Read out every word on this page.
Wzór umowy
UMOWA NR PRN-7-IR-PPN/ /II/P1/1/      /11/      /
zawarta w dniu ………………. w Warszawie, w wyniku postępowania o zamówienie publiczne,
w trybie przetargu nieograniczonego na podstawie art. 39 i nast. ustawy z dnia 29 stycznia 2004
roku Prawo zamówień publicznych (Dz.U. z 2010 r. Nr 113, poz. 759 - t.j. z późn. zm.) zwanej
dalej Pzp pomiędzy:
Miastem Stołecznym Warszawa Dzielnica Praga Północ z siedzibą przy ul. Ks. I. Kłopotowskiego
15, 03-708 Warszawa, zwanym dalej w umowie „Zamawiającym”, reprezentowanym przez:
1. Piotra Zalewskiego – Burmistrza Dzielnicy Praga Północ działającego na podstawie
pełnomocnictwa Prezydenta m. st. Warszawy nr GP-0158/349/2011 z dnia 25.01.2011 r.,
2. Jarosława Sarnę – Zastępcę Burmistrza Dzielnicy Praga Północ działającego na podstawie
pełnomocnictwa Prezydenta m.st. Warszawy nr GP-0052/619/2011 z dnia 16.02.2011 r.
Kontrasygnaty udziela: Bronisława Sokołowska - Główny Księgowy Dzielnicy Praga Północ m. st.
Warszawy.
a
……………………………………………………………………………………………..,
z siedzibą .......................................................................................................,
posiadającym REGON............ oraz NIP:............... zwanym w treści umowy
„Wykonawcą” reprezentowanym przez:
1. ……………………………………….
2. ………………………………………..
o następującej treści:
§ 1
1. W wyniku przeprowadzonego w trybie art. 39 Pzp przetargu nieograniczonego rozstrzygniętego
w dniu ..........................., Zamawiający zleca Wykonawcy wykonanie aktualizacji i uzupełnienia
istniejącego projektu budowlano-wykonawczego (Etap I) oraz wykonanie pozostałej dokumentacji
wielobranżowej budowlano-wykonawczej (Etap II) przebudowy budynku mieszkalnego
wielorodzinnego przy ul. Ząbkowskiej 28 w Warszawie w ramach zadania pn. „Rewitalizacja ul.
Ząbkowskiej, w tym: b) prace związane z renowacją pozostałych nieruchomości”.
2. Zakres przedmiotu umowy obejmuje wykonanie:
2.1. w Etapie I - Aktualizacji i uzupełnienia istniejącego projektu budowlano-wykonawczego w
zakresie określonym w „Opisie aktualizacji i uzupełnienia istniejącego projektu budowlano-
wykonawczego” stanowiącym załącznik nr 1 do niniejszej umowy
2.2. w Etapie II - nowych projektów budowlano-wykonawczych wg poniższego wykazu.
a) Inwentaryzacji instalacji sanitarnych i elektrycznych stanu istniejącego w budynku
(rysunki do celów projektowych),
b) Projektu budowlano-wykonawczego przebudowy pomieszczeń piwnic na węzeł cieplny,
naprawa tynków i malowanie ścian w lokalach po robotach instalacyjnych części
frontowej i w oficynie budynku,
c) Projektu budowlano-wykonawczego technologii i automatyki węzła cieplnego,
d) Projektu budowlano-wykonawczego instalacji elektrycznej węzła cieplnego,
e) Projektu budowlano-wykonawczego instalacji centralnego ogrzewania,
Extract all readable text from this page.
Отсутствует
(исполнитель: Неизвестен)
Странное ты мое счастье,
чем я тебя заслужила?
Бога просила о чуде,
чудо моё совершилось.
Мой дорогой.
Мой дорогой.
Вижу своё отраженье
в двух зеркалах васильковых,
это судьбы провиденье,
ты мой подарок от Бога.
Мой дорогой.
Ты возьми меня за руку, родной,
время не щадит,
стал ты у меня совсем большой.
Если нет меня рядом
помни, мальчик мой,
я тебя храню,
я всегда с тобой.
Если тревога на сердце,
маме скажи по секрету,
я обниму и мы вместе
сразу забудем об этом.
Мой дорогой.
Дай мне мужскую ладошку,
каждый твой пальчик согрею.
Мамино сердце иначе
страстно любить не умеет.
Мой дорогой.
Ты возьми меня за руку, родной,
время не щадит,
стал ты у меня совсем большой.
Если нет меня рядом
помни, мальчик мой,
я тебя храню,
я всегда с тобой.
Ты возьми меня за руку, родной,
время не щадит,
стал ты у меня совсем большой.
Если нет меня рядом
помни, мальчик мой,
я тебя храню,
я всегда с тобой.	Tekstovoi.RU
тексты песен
================
(Written exercise):
Above are records; say how many of their lines contain the word "Burmistrza", giving only the number.

(Right answer):
2